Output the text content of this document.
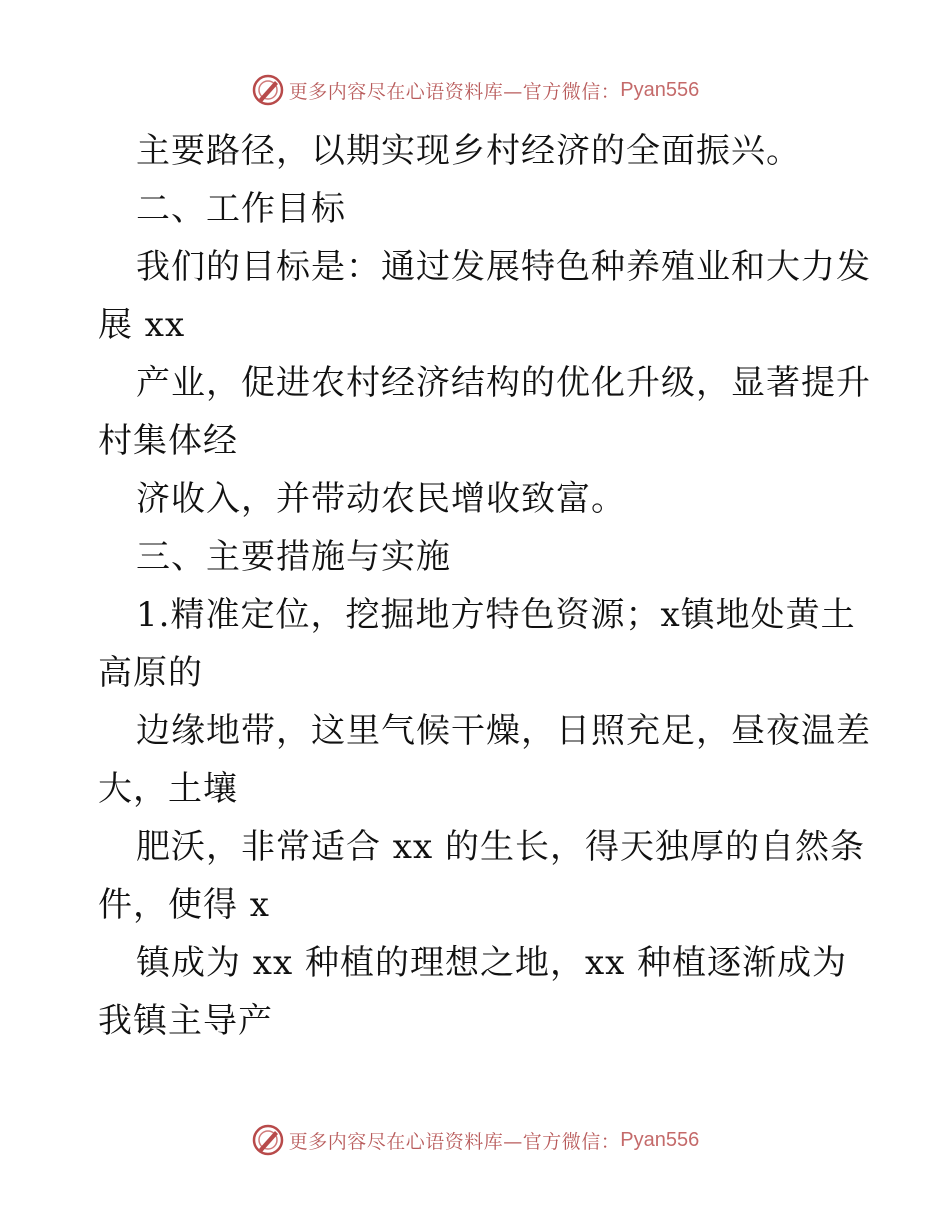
更多内容尽在心语资料库—官方微信： Pyan556
主要路径，以期实现乡村经济的全面振兴。
二、工作目标
我们的目标是：通过发展特色种养殖业和大力发
展 xx
产业，促进农村经济结构的优化升级，显著提升
村集体经
济收入，并带动农民增收致富。
三、主要措施与实施
1.精准定位，挖掘地方特色资源；x镇地处黄土
高原的
边缘地带，这里气候干燥，日照充足，昼夜温差
大，土壤
肥沃，非常适合 xx 的生长，得天独厚的自然条
件，使得 x
镇成为 xx 种植的理想之地，xx 种植逐渐成为
我镇主导产
更多内容尽在心语资料库—官方微信： Pyan556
━━━━━━
* _To be done_:
Retype all the records shown above, character for character. Omit every picture.

* _Completed task_:
Output the text content of this document.
更多内容尽在心语资料库—官方微信： Pyan556
主要路径，以期实现乡村经济的全面振兴。
二、工作目标
我们的目标是：通过发展特色种养殖业和大力发
展 xx
产业，促进农村经济结构的优化升级，显著提升
村集体经
济收入，并带动农民增收致富。
三、主要措施与实施
1.精准定位，挖掘地方特色资源；x镇地处黄土
高原的
边缘地带，这里气候干燥，日照充足，昼夜温差
大，土壤
肥沃，非常适合 xx 的生长，得天独厚的自然条
件，使得 x
镇成为 xx 种植的理想之地，xx 种植逐渐成为
我镇主导产
更多内容尽在心语资料库—官方微信： Pyan556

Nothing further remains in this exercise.